--- Dataset items ---
* START *

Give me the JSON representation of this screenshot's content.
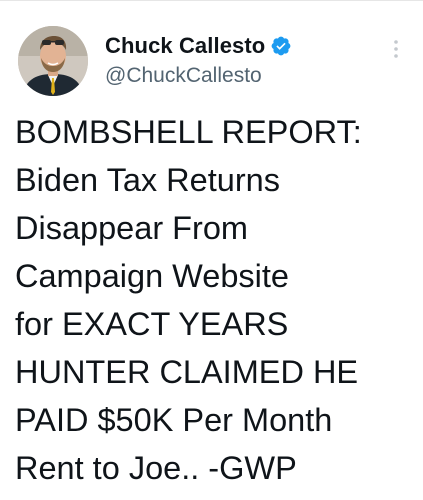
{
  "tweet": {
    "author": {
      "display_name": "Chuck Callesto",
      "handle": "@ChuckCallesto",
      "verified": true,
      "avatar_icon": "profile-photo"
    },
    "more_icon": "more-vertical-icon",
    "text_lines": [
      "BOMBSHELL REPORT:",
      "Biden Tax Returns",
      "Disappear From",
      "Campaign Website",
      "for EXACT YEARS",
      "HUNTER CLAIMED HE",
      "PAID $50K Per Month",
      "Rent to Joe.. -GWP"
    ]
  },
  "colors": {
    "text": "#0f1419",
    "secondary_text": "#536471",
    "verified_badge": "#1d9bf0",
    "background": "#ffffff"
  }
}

* END *

Return the material exactly as given, apart from the pictures.

--- Solution for this problem ---
Give me the JSON representation of this screenshot's content.
{
  "tweet": {
    "author": {
      "display_name": "Chuck Callesto",
      "handle": "@ChuckCallesto",
      "verified": true,
      "avatar_icon": "profile-photo"
    },
    "more_icon": "more-vertical-icon",
    "text_lines": [
      "BOMBSHELL REPORT:",
      "Biden Tax Returns",
      "Disappear From",
      "Campaign Website",
      "for EXACT YEARS",
      "HUNTER CLAIMED HE",
      "PAID $50K Per Month",
      "Rent to Joe.. -GWP"
    ]
  },
  "colors": {
    "text": "#0f1419",
    "secondary_text": "#536471",
    "verified_badge": "#1d9bf0",
    "background": "#ffffff"
  }
}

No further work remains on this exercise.